* GOAL:
Among the records below, find each line that includes the string "dasülvest" and copy it.

>> Begin PROVIDED MATERIAL

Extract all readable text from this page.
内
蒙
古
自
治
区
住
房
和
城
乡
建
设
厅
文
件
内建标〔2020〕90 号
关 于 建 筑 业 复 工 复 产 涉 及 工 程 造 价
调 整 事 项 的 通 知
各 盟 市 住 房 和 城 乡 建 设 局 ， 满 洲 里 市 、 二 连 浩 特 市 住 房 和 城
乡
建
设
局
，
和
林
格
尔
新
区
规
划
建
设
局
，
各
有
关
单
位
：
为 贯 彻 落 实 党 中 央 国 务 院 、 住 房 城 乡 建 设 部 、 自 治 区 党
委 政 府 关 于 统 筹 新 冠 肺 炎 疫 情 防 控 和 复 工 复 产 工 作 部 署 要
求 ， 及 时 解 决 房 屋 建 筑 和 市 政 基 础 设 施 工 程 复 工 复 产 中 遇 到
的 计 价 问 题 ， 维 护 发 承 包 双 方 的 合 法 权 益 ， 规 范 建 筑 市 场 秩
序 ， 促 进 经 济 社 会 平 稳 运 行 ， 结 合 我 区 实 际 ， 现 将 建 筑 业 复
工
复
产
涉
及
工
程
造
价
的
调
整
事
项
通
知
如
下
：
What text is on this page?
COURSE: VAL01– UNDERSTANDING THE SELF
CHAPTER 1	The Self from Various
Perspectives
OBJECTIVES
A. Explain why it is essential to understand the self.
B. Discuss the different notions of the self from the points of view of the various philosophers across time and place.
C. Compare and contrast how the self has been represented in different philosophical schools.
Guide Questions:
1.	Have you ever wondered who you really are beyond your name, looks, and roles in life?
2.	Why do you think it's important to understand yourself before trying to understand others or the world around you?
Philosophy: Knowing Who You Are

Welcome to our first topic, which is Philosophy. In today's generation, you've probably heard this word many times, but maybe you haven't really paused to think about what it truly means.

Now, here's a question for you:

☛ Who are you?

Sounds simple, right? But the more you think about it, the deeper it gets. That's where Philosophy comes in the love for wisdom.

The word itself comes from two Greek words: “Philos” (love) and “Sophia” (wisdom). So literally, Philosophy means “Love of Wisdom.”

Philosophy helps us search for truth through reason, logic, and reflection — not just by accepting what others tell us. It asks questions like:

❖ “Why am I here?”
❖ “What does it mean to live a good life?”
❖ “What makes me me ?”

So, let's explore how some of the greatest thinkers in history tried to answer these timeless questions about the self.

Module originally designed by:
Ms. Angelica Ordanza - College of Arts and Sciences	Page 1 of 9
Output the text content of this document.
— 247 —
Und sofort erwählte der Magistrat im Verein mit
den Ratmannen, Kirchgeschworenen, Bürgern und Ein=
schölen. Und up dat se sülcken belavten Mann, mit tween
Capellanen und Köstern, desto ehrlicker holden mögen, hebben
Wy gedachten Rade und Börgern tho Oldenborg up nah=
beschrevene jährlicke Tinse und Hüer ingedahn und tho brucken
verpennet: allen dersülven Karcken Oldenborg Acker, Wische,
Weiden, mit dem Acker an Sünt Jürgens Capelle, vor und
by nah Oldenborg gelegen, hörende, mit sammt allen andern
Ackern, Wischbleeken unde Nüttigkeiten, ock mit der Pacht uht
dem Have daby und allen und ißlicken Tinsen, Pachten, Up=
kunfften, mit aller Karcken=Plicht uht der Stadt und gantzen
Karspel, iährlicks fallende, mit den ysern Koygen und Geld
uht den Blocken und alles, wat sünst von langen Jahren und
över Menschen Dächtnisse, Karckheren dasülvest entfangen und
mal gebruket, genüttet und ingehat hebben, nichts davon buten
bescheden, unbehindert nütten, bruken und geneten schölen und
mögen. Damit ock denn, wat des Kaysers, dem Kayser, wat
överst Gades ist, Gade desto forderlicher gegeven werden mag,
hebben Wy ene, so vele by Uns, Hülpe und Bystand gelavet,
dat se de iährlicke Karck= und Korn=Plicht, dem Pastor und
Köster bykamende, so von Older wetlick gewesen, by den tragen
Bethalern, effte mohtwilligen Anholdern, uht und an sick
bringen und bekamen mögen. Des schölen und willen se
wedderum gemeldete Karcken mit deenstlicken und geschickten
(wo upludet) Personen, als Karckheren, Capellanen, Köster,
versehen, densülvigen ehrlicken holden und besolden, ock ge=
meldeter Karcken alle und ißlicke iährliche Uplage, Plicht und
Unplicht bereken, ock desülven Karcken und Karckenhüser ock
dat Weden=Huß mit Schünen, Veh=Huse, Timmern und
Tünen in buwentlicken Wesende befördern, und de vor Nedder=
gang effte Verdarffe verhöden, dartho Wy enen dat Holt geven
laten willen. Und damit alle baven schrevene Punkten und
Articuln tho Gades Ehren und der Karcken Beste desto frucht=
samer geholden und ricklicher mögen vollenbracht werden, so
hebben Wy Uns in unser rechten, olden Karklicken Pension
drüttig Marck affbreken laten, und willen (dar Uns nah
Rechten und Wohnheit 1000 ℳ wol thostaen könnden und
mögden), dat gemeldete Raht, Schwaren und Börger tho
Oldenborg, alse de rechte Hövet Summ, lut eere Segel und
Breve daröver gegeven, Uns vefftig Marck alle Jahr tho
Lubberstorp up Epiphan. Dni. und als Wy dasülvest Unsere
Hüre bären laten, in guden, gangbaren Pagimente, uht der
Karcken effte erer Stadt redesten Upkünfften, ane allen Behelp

>> End PROVIDED MATERIAL

* EXPECTED ANSWER:
över Menschen Dächtnisse, Karckheren dasülvest entfangen und
Lubberstorp up Epiphan. Dni. und als Wy dasülvest Unsere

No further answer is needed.